▶ PROVIDED DATA
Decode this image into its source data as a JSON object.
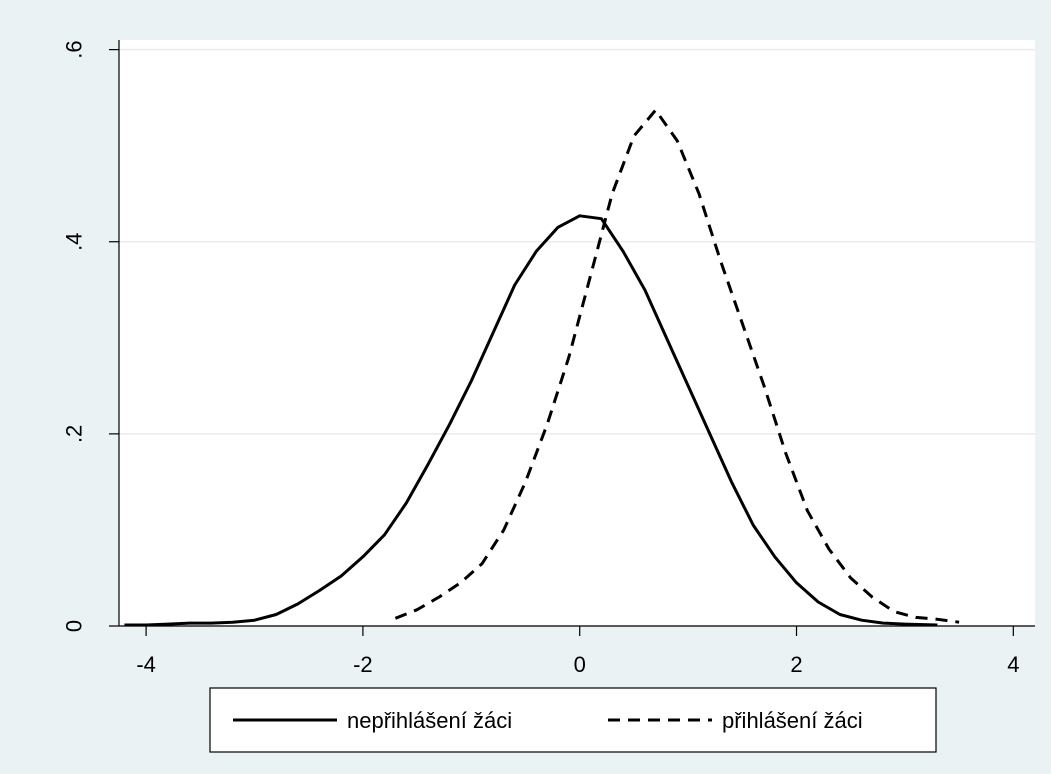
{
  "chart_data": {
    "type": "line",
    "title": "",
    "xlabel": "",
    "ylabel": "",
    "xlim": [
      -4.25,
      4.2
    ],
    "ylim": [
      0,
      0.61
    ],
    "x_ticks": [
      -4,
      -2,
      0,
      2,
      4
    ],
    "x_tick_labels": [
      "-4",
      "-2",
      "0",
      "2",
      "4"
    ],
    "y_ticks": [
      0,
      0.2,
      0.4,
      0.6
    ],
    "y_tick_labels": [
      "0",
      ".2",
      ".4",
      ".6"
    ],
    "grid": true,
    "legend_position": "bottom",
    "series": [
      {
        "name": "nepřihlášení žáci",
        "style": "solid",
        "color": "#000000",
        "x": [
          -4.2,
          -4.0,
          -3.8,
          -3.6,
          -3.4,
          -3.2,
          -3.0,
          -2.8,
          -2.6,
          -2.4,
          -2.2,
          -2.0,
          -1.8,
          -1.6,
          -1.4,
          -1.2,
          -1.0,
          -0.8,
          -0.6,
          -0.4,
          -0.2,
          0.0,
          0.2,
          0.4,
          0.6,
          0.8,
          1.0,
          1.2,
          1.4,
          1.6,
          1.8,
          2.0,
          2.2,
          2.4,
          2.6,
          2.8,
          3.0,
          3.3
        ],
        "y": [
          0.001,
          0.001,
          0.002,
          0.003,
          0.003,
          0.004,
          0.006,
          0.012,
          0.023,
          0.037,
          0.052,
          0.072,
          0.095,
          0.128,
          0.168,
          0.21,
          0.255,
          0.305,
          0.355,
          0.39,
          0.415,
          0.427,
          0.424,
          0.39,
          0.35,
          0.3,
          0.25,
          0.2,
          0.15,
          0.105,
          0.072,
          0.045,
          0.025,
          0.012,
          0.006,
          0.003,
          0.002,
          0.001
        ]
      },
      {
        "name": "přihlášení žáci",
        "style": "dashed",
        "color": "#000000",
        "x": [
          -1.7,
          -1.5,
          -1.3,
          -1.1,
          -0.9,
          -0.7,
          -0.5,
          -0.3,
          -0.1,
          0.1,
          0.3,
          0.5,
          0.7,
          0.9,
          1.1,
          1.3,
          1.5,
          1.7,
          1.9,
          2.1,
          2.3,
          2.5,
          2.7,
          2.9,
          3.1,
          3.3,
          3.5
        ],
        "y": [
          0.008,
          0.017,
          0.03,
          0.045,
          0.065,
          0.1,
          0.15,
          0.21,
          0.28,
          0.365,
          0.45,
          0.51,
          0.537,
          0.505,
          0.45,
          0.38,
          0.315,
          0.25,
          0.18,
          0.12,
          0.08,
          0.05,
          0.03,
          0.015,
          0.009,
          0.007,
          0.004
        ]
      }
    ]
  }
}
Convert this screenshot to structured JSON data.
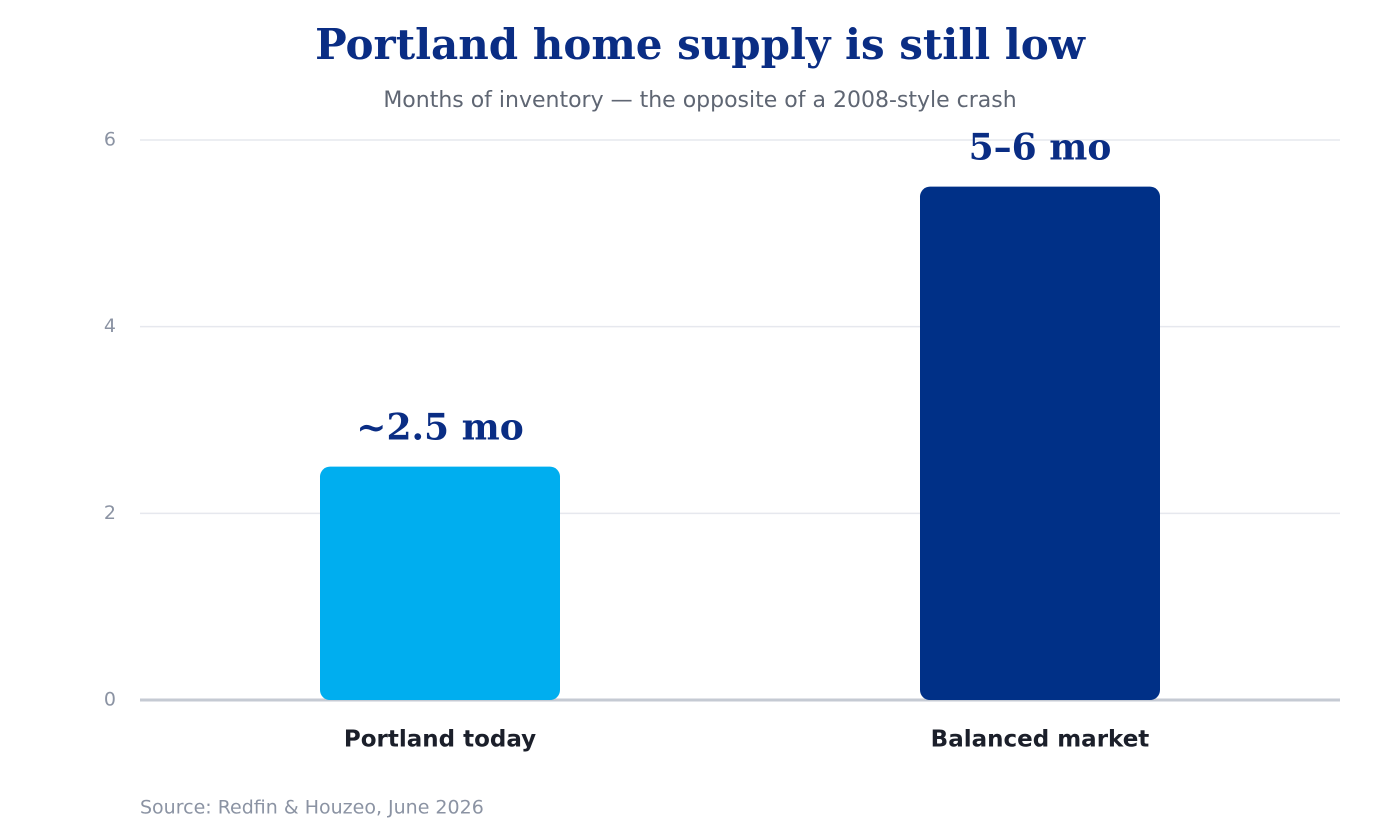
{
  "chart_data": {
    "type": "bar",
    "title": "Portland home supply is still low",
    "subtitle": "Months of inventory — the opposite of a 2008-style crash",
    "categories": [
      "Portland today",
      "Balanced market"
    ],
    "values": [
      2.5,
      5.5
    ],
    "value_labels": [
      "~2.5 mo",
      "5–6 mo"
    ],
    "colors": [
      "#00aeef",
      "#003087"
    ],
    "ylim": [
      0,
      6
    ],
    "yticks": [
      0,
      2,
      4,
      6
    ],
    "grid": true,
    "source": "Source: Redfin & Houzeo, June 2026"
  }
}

▶ WHAT IS BEING ASKED
Copy out each line word for word, please, skipping the images.

▶ SOLVED EXERCISE
Decode this image into its source data as a JSON object.
{
  "chart_data": {
    "type": "line",
    "title": "",
    "xlabel": "",
    "ylabel": "",
    "xlim": [
      -4.25,
      4.2
    ],
    "ylim": [
      0,
      0.61
    ],
    "x_ticks": [
      -4,
      -2,
      0,
      2,
      4
    ],
    "x_tick_labels": [
      "-4",
      "-2",
      "0",
      "2",
      "4"
    ],
    "y_ticks": [
      0,
      0.2,
      0.4,
      0.6
    ],
    "y_tick_labels": [
      "0",
      ".2",
      ".4",
      ".6"
    ],
    "grid": true,
    "legend_position": "bottom",
    "series": [
      {
        "name": "nepřihlášení žáci",
        "style": "solid",
        "color": "#000000",
        "x": [
          -4.2,
          -4.0,
          -3.8,
          -3.6,
          -3.4,
          -3.2,
          -3.0,
          -2.8,
          -2.6,
          -2.4,
          -2.2,
          -2.0,
          -1.8,
          -1.6,
          -1.4,
          -1.2,
          -1.0,
          -0.8,
          -0.6,
          -0.4,
          -0.2,
          0.0,
          0.2,
          0.4,
          0.6,
          0.8,
          1.0,
          1.2,
          1.4,
          1.6,
          1.8,
          2.0,
          2.2,
          2.4,
          2.6,
          2.8,
          3.0,
          3.3
        ],
        "y": [
          0.001,
          0.001,
          0.002,
          0.003,
          0.003,
          0.004,
          0.006,
          0.012,
          0.023,
          0.037,
          0.052,
          0.072,
          0.095,
          0.128,
          0.168,
          0.21,
          0.255,
          0.305,
          0.355,
          0.39,
          0.415,
          0.427,
          0.424,
          0.39,
          0.35,
          0.3,
          0.25,
          0.2,
          0.15,
          0.105,
          0.072,
          0.045,
          0.025,
          0.012,
          0.006,
          0.003,
          0.002,
          0.001
        ]
      },
      {
        "name": "přihlášení žáci",
        "style": "dashed",
        "color": "#000000",
        "x": [
          -1.7,
          -1.5,
          -1.3,
          -1.1,
          -0.9,
          -0.7,
          -0.5,
          -0.3,
          -0.1,
          0.1,
          0.3,
          0.5,
          0.7,
          0.9,
          1.1,
          1.3,
          1.5,
          1.7,
          1.9,
          2.1,
          2.3,
          2.5,
          2.7,
          2.9,
          3.1,
          3.3,
          3.5
        ],
        "y": [
          0.008,
          0.017,
          0.03,
          0.045,
          0.065,
          0.1,
          0.15,
          0.21,
          0.28,
          0.365,
          0.45,
          0.51,
          0.537,
          0.505,
          0.45,
          0.38,
          0.315,
          0.25,
          0.18,
          0.12,
          0.08,
          0.05,
          0.03,
          0.015,
          0.009,
          0.007,
          0.004
        ]
      }
    ]
  }
}
Convert this screenshot to structured JSON data.
{
  "chart_data": {
    "type": "bar",
    "title": "Portland home supply is still low",
    "subtitle": "Months of inventory — the opposite of a 2008-style crash",
    "categories": [
      "Portland today",
      "Balanced market"
    ],
    "values": [
      2.5,
      5.5
    ],
    "value_labels": [
      "~2.5 mo",
      "5–6 mo"
    ],
    "colors": [
      "#00aeef",
      "#003087"
    ],
    "ylim": [
      0,
      6
    ],
    "yticks": [
      0,
      2,
      4,
      6
    ],
    "grid": true,
    "source": "Source: Redfin & Houzeo, June 2026"
  }
}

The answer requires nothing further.